→ **Problem statement**
Report each line of the data that has "Categorias" somewhere in it.

→ **Provided information**
------------------------------
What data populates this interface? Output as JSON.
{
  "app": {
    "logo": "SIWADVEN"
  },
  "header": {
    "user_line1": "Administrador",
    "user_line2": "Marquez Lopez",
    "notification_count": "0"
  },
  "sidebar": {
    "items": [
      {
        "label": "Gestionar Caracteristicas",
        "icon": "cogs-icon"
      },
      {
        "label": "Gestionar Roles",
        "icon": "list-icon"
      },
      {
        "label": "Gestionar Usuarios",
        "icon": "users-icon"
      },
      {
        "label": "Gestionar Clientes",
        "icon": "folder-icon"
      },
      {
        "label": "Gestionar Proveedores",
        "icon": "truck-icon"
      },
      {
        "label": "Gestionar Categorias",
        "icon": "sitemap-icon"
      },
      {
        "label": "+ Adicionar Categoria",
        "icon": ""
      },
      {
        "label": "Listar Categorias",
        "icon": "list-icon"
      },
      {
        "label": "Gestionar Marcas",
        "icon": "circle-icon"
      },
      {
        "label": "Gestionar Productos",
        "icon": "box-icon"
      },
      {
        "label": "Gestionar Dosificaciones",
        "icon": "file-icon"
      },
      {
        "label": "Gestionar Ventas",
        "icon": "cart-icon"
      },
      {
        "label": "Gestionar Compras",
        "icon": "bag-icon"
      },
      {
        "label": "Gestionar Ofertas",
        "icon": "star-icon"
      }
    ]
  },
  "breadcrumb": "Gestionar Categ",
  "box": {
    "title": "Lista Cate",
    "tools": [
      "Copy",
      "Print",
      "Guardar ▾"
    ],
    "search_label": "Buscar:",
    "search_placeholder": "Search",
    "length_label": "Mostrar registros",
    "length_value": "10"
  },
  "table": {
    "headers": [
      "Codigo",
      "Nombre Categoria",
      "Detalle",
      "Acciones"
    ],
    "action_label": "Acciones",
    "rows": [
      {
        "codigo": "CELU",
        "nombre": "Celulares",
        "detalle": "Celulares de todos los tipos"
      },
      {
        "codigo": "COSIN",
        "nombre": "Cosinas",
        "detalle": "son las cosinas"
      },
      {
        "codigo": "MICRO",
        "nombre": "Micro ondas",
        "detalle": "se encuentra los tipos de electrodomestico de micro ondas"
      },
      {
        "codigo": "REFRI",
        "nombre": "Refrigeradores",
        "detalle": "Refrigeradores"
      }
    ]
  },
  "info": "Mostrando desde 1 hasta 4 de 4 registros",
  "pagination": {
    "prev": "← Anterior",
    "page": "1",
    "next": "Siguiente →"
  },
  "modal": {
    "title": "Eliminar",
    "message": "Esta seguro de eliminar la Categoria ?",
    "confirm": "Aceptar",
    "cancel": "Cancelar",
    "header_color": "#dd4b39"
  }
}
------------------------------
→ **Solution for this exercise**
        "label": "Gestionar Categorias",
        "label": "Listar Categorias",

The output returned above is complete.